**What is expected**
Single out each line with the word "mant" and copy it.
BEGIN Records provided
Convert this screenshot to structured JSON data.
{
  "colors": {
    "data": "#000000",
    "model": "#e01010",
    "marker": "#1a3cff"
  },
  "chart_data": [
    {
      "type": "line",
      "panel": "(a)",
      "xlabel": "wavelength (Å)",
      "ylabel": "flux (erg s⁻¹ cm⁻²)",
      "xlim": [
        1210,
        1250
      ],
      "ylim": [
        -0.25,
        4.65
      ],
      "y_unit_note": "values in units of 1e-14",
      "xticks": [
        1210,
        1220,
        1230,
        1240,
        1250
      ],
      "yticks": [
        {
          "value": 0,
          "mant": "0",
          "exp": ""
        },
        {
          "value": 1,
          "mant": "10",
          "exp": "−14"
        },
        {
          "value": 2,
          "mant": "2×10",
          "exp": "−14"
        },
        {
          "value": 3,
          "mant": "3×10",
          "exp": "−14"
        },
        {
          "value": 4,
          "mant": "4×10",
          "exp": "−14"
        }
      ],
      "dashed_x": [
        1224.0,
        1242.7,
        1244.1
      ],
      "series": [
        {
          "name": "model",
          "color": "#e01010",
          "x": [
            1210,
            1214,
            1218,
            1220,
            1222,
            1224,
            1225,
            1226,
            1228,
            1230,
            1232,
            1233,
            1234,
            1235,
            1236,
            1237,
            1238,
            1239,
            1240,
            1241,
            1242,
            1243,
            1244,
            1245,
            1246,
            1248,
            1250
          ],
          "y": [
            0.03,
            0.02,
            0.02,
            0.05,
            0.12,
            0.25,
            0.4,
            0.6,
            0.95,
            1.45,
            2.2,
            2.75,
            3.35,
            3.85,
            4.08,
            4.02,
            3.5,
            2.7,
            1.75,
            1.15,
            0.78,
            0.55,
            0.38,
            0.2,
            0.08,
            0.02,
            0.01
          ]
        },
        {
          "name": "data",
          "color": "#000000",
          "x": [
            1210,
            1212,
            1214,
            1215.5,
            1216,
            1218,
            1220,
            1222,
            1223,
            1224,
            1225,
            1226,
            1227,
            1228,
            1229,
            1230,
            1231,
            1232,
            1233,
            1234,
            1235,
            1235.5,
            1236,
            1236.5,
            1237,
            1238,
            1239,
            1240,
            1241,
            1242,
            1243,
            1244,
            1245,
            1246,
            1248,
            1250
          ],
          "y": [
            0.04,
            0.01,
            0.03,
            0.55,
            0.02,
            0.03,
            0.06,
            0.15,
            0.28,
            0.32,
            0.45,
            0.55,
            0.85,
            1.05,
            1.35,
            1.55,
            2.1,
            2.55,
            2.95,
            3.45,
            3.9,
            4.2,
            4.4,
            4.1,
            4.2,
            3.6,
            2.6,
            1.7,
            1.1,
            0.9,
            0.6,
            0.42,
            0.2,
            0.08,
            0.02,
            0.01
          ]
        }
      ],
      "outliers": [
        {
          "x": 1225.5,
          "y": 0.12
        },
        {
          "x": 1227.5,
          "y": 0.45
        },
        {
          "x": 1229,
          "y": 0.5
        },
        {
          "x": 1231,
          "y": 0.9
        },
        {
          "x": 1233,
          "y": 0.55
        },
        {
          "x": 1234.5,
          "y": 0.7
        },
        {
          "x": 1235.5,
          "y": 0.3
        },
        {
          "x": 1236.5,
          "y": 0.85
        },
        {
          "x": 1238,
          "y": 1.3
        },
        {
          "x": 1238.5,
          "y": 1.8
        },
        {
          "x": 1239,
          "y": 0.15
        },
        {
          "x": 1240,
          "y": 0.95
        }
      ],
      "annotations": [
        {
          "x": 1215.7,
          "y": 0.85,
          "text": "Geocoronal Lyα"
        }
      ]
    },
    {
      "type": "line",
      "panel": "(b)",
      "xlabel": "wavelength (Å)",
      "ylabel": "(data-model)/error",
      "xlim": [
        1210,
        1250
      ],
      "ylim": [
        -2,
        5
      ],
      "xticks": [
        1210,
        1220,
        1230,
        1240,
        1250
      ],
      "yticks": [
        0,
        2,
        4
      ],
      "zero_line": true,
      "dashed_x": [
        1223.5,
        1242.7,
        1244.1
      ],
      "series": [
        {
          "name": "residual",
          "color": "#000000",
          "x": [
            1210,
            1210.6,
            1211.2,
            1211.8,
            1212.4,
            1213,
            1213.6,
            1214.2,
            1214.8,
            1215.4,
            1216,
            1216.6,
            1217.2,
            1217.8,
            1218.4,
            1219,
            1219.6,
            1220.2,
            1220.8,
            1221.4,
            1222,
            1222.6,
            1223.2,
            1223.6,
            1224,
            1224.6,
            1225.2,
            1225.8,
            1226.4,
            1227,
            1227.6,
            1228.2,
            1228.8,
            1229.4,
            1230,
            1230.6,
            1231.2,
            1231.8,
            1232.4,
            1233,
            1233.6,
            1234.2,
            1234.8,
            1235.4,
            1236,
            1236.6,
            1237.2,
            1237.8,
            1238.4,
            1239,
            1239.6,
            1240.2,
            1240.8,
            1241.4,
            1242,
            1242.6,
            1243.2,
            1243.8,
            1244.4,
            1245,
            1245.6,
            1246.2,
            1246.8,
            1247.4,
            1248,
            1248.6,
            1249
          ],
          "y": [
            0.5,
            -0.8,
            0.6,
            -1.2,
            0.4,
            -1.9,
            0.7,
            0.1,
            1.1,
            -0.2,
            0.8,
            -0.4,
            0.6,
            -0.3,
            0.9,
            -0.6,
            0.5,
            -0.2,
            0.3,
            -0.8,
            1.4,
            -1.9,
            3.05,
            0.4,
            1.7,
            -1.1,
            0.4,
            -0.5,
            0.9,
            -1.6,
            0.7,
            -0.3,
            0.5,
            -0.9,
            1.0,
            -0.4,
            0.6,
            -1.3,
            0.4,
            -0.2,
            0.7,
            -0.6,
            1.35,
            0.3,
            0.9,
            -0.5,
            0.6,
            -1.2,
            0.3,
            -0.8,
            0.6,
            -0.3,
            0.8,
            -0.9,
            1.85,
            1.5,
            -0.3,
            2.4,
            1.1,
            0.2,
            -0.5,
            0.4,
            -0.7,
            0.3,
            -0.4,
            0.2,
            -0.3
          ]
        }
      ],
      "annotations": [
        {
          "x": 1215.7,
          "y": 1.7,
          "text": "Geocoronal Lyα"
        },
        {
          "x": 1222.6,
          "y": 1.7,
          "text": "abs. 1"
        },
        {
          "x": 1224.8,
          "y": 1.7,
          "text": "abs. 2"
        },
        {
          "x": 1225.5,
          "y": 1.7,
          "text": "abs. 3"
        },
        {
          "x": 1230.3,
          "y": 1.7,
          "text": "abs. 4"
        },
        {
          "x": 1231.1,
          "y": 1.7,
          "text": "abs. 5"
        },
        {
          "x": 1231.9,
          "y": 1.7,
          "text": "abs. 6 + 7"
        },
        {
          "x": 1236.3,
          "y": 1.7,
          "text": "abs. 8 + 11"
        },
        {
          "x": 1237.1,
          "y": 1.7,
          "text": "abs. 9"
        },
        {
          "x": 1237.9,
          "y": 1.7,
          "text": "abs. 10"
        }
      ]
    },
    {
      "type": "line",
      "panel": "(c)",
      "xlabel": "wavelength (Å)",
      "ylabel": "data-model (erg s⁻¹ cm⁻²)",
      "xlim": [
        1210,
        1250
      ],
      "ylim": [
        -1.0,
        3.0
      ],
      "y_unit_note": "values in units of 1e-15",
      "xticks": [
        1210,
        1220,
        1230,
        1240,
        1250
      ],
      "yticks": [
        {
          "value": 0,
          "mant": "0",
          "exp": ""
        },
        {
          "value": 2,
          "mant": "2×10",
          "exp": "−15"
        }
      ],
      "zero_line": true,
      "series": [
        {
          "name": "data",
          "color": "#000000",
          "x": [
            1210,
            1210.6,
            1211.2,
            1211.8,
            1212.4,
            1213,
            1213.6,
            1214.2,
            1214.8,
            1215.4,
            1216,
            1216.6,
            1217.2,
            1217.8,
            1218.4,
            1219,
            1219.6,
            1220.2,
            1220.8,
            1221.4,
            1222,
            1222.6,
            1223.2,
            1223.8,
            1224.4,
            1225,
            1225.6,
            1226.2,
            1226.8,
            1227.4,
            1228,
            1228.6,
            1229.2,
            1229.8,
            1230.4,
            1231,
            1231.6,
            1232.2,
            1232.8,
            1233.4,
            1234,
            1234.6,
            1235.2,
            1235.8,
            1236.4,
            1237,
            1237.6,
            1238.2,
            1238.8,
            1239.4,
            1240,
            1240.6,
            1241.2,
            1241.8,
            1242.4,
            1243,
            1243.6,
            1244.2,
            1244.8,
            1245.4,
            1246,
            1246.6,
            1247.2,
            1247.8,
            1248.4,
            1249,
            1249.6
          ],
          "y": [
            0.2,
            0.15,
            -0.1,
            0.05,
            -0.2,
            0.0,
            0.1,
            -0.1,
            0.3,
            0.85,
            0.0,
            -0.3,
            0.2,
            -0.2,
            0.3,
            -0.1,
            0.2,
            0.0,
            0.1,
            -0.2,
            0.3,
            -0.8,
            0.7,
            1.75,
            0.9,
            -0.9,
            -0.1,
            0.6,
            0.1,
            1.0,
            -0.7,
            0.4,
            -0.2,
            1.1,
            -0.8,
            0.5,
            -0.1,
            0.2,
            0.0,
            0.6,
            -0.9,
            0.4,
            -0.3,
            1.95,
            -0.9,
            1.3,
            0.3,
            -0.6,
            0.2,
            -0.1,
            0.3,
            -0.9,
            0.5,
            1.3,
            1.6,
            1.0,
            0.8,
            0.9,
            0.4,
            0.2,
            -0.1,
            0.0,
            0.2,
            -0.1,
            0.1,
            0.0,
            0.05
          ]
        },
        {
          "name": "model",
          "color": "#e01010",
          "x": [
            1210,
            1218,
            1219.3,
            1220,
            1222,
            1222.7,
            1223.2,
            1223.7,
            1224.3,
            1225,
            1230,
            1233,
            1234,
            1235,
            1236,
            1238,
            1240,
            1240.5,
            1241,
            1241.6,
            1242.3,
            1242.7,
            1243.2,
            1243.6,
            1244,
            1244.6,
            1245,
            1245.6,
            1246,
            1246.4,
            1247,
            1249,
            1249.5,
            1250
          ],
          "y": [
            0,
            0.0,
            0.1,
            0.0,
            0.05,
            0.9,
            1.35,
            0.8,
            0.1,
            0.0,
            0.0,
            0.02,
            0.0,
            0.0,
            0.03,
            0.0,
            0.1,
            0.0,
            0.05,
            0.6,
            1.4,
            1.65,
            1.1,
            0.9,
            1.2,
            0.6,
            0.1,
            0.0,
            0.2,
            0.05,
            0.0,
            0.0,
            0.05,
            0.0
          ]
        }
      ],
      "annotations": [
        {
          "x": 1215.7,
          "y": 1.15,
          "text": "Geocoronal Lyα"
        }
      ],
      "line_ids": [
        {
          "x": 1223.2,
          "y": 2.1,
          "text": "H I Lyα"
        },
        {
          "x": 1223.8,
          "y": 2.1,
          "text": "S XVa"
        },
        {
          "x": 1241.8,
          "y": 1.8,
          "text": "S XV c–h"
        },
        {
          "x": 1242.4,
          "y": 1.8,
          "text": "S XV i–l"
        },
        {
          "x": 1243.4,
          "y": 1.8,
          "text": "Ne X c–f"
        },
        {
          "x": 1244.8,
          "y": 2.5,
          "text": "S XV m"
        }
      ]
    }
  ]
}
END Records provided
**Full response**
          "mant": "0",
          "mant": "10",
          "mant": "2×10",
          "mant": "3×10",
          "mant": "4×10",
          "mant": "0",
          "mant": "2×10",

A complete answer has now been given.